Entries:
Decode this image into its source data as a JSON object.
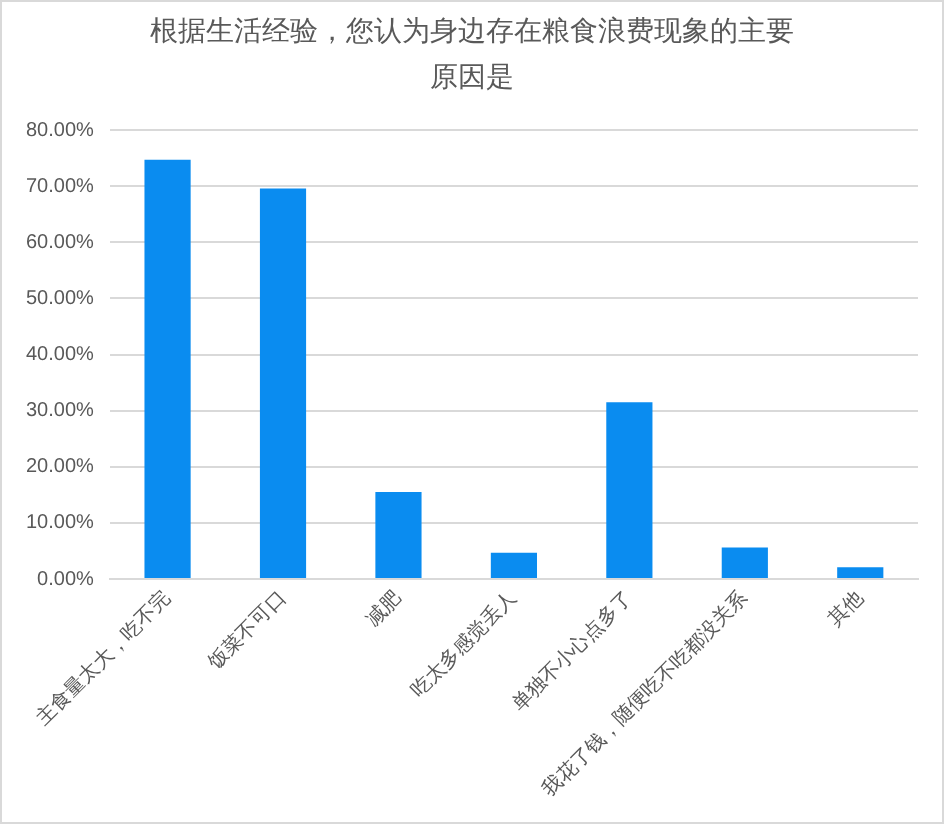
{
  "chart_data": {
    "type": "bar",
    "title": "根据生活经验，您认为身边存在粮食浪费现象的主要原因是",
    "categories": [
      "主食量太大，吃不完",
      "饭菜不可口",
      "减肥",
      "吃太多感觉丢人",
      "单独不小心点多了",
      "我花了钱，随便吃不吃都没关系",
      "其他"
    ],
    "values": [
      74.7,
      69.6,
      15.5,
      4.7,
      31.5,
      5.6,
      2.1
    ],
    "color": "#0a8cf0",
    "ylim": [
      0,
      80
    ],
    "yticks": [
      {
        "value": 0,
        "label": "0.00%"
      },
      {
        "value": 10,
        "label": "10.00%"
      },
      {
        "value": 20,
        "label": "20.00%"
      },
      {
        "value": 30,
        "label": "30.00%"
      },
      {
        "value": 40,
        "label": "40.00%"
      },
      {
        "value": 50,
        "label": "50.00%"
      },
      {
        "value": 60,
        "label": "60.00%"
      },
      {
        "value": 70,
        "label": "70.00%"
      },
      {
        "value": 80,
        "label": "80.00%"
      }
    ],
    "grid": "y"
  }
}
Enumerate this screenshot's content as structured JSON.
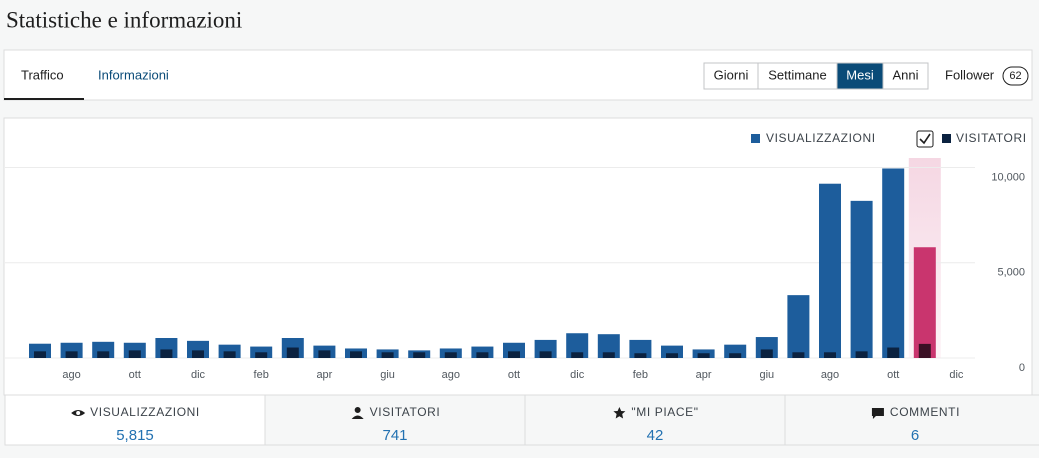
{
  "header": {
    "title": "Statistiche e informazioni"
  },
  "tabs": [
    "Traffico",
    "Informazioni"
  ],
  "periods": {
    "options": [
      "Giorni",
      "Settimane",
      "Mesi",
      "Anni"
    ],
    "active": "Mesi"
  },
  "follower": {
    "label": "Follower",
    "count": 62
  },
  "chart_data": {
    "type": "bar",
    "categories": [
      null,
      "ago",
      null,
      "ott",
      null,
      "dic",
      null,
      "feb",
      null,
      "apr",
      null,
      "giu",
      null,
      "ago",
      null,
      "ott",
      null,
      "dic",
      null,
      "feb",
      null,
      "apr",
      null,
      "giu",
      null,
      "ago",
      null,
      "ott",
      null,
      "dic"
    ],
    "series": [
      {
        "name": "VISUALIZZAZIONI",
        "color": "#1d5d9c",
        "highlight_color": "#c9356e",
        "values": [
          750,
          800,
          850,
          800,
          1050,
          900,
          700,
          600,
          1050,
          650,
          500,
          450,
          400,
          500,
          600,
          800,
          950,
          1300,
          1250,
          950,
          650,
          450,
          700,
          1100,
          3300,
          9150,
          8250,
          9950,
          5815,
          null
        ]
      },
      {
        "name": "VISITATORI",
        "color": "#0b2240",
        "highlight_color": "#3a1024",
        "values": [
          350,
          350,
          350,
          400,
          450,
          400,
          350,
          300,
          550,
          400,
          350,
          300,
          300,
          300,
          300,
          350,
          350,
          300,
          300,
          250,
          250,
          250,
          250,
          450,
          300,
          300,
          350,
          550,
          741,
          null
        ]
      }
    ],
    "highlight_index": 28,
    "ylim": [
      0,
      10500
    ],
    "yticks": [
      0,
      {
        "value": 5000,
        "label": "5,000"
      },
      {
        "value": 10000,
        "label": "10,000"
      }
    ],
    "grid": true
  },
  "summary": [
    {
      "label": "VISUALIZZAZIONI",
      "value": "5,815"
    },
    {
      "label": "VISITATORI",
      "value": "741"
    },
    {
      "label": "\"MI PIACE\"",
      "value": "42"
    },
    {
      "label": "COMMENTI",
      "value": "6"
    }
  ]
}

Directions: Say how many lines of the data include the word "this". Nothing other than the number should be given.

Solution to the problem: 2